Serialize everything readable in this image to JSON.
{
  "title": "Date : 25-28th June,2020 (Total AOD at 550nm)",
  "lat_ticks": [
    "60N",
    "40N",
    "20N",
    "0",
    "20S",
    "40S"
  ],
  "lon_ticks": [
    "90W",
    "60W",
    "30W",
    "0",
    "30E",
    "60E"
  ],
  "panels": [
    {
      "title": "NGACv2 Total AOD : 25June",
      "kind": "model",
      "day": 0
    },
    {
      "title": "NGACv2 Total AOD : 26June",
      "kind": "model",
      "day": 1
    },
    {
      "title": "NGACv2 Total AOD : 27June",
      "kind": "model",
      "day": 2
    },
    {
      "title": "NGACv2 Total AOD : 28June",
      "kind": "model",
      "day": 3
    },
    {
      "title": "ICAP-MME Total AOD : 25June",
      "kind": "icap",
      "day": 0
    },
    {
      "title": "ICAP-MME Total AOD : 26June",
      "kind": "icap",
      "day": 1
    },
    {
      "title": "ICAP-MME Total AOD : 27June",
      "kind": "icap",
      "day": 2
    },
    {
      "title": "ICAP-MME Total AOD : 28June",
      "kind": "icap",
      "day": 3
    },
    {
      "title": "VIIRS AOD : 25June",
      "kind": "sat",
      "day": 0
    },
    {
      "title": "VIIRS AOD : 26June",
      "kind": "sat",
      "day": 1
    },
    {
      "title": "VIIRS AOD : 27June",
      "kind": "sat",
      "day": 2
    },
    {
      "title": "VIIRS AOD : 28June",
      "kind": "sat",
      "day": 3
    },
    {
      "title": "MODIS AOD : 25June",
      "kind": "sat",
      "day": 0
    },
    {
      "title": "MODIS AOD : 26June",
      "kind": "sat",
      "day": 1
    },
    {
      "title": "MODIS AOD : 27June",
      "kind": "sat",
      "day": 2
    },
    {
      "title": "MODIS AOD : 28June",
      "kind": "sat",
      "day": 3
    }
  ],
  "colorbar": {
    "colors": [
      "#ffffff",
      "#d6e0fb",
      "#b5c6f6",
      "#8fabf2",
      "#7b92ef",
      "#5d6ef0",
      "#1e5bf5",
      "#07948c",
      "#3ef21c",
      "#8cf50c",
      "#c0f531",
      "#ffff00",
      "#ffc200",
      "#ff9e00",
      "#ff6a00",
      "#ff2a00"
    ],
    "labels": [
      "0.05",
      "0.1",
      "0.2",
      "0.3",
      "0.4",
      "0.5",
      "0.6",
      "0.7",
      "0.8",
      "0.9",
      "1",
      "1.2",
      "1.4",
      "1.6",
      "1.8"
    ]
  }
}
□ □ □ □ □ □ □
_Problem to work on_. In the entries above, find every line holding the word "Total" and copy it out.

_Exercise result_.
  "title": "Date : 25-28th June,2020 (Total AOD at 550nm)",
      "title": "NGACv2 Total AOD : 25June",
      "title": "NGACv2 Total AOD : 26June",
      "title": "NGACv2 Total AOD : 27June",
      "title": "NGACv2 Total AOD : 28June",
      "title": "ICAP-MME Total AOD : 25June",
      "title": "ICAP-MME Total AOD : 26June",
      "title": "ICAP-MME Total AOD : 27June",
      "title": "ICAP-MME Total AOD : 28June",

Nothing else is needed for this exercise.